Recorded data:

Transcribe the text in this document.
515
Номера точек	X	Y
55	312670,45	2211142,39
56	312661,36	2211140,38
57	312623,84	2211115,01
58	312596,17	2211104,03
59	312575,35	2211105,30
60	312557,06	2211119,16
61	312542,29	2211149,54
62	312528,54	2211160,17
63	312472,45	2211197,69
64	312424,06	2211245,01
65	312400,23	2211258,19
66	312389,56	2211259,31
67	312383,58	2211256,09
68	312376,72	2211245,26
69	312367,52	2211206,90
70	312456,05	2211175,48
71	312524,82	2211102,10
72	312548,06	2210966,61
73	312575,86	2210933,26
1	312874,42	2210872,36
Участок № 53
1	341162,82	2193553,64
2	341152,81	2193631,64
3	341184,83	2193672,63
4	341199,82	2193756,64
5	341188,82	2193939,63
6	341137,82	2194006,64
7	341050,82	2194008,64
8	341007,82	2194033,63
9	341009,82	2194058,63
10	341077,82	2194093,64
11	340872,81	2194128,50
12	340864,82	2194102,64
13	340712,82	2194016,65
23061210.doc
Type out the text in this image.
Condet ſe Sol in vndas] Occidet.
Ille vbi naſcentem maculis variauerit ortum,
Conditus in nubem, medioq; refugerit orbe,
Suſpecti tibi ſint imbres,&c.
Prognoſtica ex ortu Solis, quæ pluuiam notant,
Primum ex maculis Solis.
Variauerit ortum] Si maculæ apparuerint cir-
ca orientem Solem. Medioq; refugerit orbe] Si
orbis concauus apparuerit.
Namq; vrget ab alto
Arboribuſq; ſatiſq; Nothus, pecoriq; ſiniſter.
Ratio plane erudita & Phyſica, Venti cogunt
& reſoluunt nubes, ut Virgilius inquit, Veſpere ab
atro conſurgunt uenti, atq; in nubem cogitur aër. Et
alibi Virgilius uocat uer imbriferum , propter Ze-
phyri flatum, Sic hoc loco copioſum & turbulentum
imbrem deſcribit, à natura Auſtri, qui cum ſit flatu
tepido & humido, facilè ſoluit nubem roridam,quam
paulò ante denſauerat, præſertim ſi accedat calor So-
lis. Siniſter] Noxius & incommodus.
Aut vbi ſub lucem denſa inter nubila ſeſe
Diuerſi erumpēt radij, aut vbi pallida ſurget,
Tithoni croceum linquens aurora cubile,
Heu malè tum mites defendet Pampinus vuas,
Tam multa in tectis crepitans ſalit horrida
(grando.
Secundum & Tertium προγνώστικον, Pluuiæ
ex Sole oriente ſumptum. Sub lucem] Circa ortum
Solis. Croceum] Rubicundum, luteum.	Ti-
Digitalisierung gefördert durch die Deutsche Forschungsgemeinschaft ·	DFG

--

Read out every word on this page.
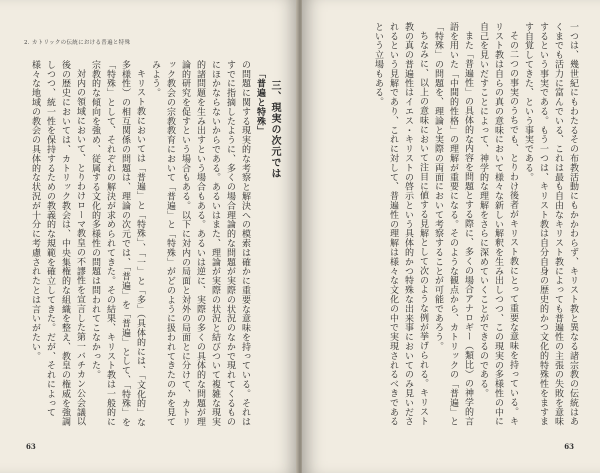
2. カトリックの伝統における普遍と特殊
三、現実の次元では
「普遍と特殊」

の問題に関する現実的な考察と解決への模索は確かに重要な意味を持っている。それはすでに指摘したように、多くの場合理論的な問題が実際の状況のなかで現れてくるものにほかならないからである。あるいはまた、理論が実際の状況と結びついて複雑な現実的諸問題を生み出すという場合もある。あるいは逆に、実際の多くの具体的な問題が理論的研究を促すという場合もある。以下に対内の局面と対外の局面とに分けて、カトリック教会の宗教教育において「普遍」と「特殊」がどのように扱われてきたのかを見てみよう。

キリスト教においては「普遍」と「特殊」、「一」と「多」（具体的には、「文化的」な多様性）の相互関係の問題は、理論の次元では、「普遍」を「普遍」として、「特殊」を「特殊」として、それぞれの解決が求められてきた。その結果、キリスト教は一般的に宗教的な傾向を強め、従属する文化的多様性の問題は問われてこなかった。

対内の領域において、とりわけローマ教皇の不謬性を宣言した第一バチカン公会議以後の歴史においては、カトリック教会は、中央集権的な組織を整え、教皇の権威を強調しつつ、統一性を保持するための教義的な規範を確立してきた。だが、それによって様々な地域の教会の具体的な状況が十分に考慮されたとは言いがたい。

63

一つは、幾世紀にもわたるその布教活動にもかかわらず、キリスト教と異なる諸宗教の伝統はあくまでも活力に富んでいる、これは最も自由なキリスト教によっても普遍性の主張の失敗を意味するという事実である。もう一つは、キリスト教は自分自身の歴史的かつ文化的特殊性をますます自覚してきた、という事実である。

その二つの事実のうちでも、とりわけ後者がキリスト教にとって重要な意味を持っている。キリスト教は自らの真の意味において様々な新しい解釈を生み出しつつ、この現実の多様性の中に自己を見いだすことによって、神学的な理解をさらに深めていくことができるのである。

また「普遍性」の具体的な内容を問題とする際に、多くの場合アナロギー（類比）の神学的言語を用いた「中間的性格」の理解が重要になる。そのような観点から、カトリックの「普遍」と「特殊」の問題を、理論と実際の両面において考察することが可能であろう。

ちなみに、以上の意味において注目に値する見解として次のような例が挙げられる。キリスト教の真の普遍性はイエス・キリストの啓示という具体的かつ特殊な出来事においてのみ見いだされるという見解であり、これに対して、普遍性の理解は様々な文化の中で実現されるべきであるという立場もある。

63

Brief: Using the material above, report each line where "nubem" occurs.

Solution:
Conditus in nubem, medioq; refugerit orbe,
atro conſurgunt uenti, atq; in nubem cogitur aër. Et
tepido & humido, facilè ſoluit nubem roridam,quam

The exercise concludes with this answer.